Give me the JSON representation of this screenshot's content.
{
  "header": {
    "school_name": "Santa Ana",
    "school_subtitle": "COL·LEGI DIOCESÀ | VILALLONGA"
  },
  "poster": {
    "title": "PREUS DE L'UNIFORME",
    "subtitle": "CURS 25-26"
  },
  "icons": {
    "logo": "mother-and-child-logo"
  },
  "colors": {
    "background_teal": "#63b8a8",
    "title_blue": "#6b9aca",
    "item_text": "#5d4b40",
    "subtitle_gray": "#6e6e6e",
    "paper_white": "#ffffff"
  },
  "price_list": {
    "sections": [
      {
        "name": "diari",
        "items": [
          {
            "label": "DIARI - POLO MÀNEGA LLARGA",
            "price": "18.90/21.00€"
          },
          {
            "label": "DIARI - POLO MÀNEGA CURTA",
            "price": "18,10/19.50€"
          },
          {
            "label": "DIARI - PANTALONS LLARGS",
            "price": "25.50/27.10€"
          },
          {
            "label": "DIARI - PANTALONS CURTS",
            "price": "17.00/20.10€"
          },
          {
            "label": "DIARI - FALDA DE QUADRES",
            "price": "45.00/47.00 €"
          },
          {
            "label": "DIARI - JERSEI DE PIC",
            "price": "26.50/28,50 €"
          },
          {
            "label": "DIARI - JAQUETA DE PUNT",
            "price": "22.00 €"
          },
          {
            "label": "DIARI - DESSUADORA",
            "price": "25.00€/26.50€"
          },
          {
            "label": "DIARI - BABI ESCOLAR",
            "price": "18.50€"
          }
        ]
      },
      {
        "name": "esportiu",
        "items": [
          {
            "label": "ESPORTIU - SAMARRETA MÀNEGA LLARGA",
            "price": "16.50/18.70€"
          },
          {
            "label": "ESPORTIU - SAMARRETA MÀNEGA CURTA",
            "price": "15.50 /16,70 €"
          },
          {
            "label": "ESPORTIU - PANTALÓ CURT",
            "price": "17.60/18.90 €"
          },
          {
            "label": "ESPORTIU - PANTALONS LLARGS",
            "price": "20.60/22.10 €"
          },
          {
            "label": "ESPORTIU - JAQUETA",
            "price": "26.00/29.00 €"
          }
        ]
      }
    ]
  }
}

══════

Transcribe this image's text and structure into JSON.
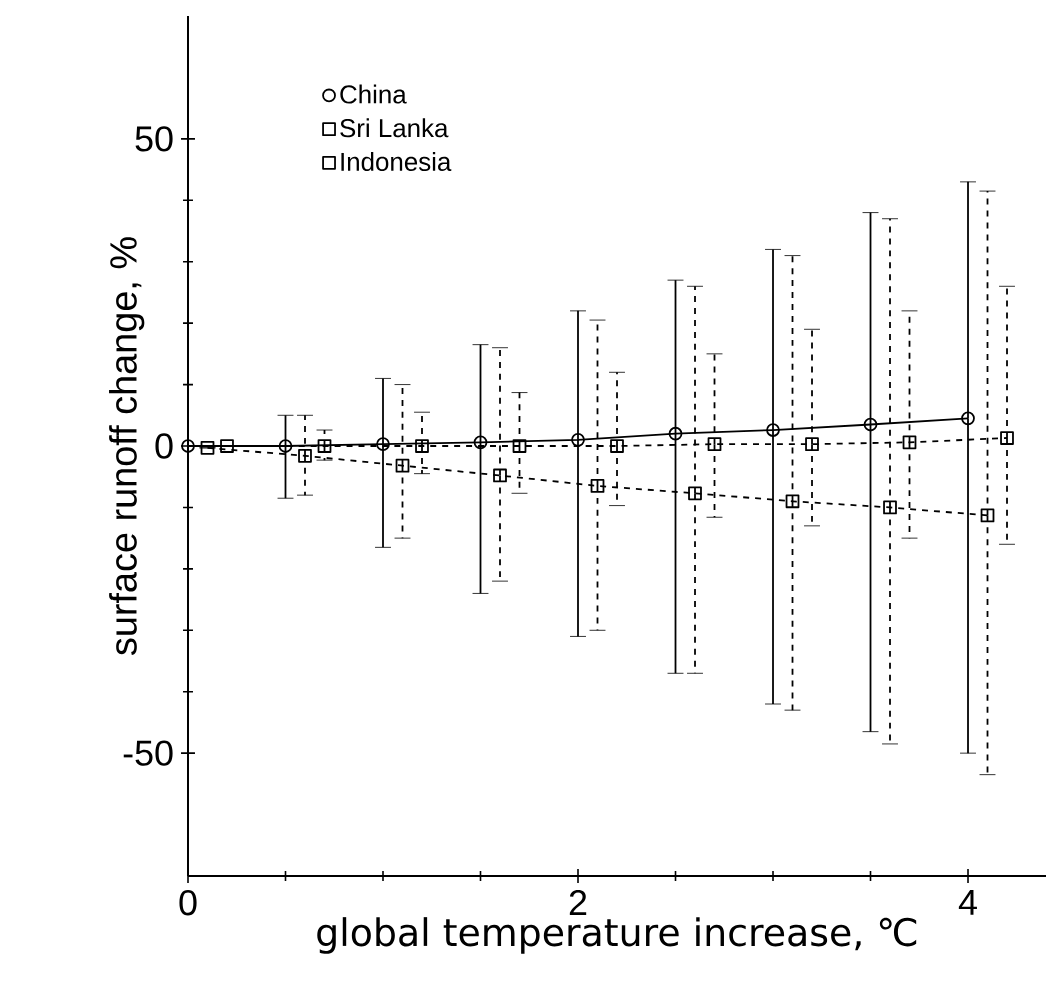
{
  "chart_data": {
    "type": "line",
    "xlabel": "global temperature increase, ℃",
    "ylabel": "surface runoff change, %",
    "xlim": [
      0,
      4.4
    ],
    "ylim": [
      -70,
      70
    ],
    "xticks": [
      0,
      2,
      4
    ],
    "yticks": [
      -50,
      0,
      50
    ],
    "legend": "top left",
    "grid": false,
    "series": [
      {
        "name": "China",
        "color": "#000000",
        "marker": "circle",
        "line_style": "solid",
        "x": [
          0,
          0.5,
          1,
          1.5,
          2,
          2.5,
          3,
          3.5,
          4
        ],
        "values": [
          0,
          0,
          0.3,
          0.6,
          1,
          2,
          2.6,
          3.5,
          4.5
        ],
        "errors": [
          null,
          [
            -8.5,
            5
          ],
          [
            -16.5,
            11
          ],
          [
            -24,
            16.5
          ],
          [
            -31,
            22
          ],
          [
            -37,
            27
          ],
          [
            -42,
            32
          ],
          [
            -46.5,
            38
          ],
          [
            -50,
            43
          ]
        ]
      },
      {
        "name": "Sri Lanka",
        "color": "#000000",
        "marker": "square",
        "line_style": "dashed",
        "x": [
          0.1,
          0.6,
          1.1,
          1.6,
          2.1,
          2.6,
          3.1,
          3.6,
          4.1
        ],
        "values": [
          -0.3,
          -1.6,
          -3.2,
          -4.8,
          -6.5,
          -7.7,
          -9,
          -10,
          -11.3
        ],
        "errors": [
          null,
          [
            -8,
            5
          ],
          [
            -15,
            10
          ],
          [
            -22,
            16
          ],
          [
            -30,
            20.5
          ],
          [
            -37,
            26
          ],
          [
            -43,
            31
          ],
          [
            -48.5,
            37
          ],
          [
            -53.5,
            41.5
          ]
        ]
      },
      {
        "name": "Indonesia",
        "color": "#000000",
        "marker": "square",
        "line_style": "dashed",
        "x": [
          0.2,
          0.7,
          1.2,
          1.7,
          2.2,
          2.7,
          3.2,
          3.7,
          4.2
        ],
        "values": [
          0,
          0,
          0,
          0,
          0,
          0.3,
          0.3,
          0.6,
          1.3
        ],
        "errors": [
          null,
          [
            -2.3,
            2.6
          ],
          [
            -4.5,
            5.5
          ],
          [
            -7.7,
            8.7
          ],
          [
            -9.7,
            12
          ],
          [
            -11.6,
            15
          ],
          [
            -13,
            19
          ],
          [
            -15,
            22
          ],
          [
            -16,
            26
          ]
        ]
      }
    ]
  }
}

══════

### THE EXERCISE
Extract each line holding the string "PANTALONS".

### REPLY TO THE TASK
            "label": "DIARI - PANTALONS LLARGS",
            "label": "DIARI - PANTALONS CURTS",
            "label": "ESPORTIU - PANTALONS LLARGS",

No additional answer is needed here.